[Data excerpts]
- - -

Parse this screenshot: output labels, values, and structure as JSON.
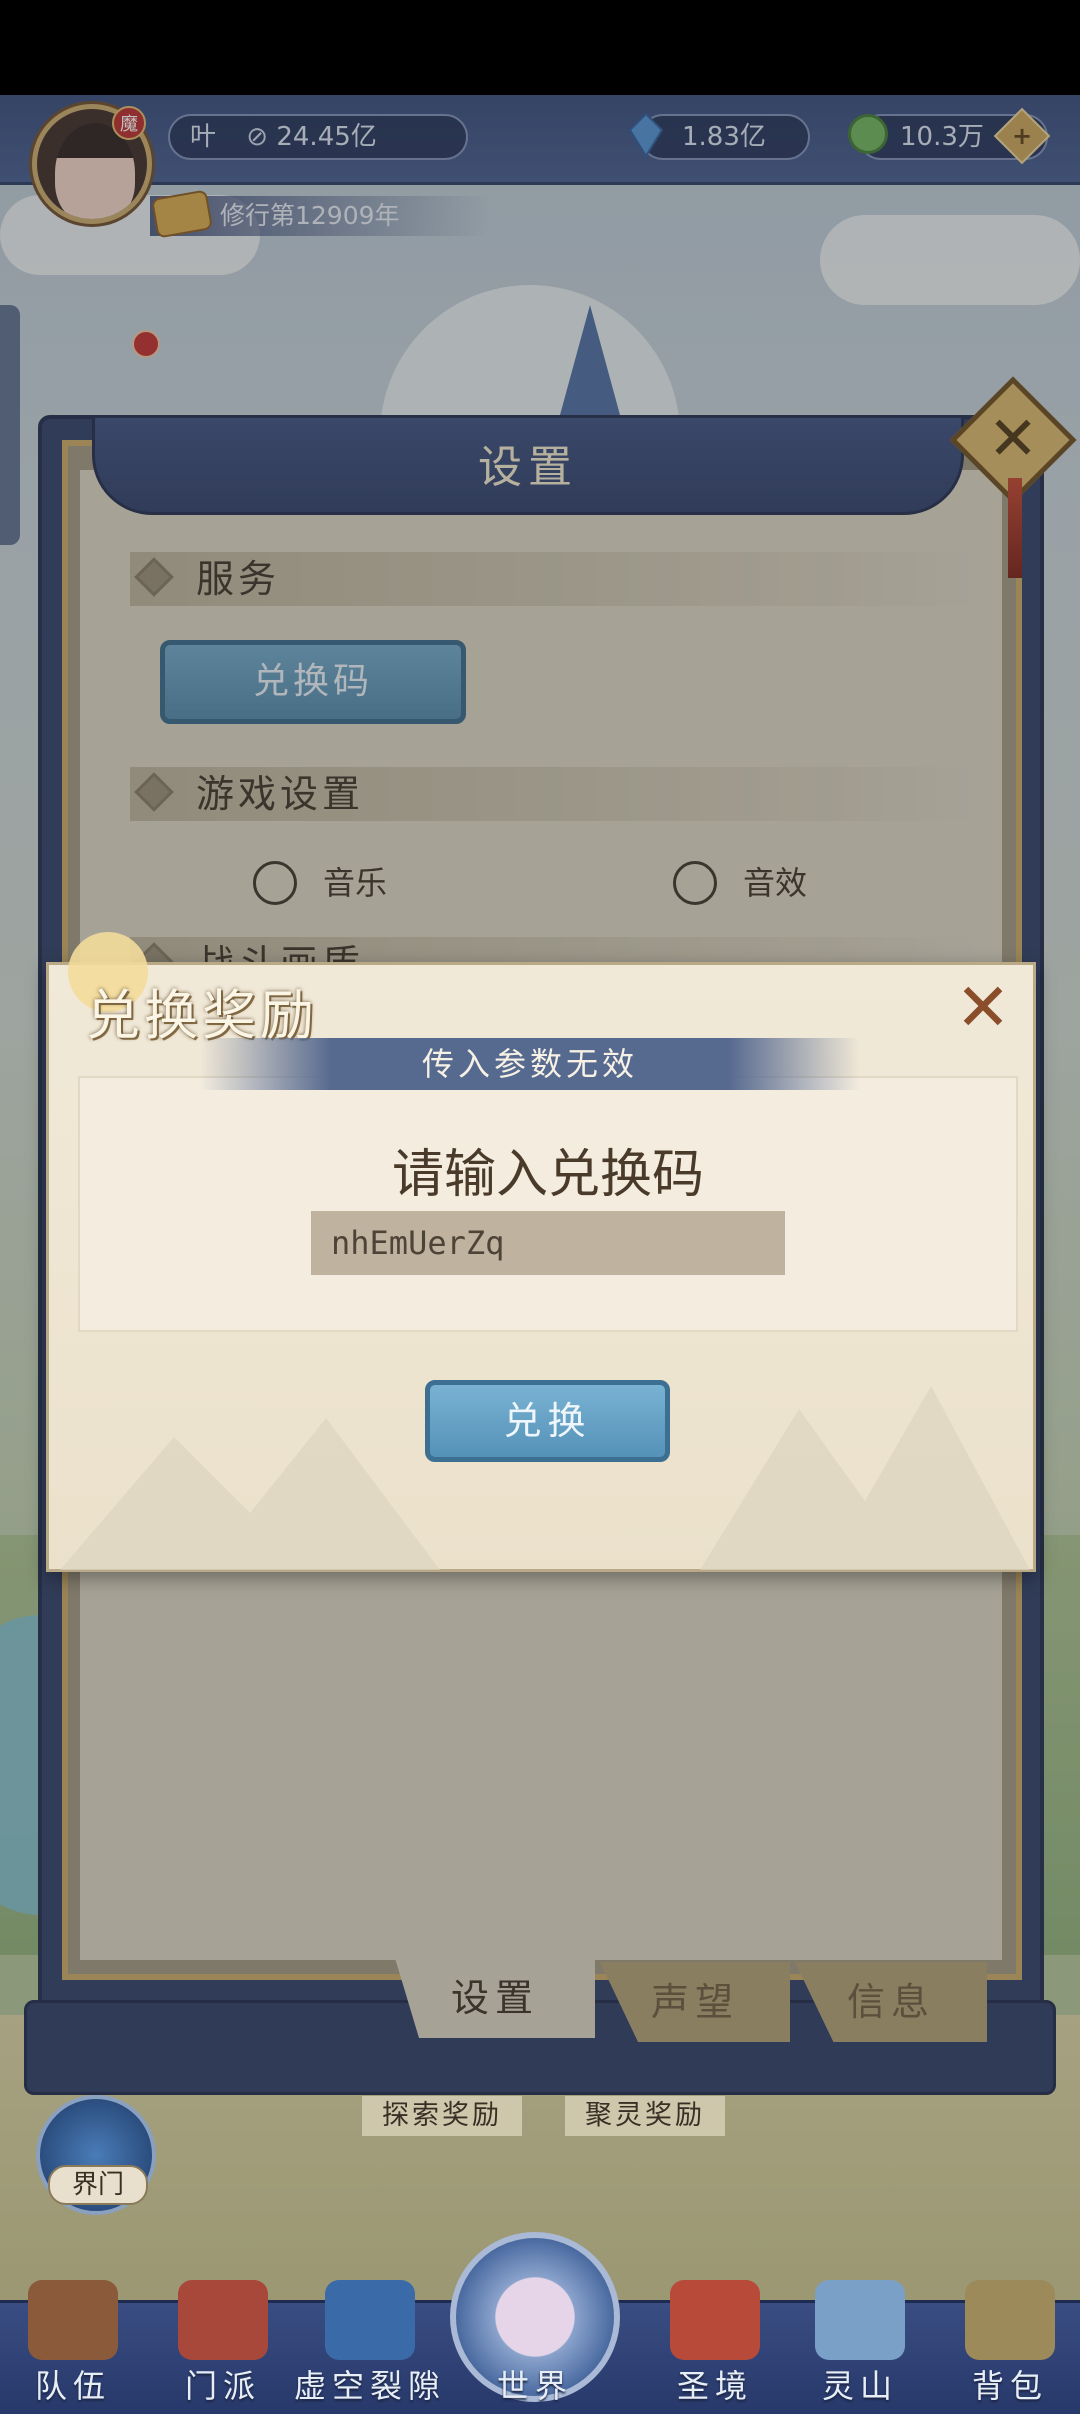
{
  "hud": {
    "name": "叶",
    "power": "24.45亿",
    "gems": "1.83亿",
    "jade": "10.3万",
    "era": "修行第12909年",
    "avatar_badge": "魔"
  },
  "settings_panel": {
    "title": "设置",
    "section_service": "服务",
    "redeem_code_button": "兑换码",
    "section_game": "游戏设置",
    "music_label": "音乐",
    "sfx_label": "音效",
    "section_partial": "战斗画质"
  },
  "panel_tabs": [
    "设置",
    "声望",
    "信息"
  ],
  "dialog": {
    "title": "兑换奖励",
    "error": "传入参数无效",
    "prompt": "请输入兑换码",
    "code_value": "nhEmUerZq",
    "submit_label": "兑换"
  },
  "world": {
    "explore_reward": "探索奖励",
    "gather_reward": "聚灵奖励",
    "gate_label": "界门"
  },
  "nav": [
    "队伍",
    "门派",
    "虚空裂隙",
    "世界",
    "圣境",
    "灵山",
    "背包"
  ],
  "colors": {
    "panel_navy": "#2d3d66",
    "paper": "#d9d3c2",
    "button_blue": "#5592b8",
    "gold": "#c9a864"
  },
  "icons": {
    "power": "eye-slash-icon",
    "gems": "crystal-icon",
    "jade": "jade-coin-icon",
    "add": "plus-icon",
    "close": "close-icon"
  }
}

- - -

# Directions for this task:
Omit the pictures. Transcribe every record exactly.

# Answer for this exercise:
Parse this screenshot: output labels, values, and structure as JSON.
{
  "hud": {
    "name": "叶",
    "power": "24.45亿",
    "gems": "1.83亿",
    "jade": "10.3万",
    "era": "修行第12909年",
    "avatar_badge": "魔"
  },
  "settings_panel": {
    "title": "设置",
    "section_service": "服务",
    "redeem_code_button": "兑换码",
    "section_game": "游戏设置",
    "music_label": "音乐",
    "sfx_label": "音效",
    "section_partial": "战斗画质"
  },
  "panel_tabs": [
    "设置",
    "声望",
    "信息"
  ],
  "dialog": {
    "title": "兑换奖励",
    "error": "传入参数无效",
    "prompt": "请输入兑换码",
    "code_value": "nhEmUerZq",
    "submit_label": "兑换"
  },
  "world": {
    "explore_reward": "探索奖励",
    "gather_reward": "聚灵奖励",
    "gate_label": "界门"
  },
  "nav": [
    "队伍",
    "门派",
    "虚空裂隙",
    "世界",
    "圣境",
    "灵山",
    "背包"
  ],
  "colors": {
    "panel_navy": "#2d3d66",
    "paper": "#d9d3c2",
    "button_blue": "#5592b8",
    "gold": "#c9a864"
  },
  "icons": {
    "power": "eye-slash-icon",
    "gems": "crystal-icon",
    "jade": "jade-coin-icon",
    "add": "plus-icon",
    "close": "close-icon"
  }
}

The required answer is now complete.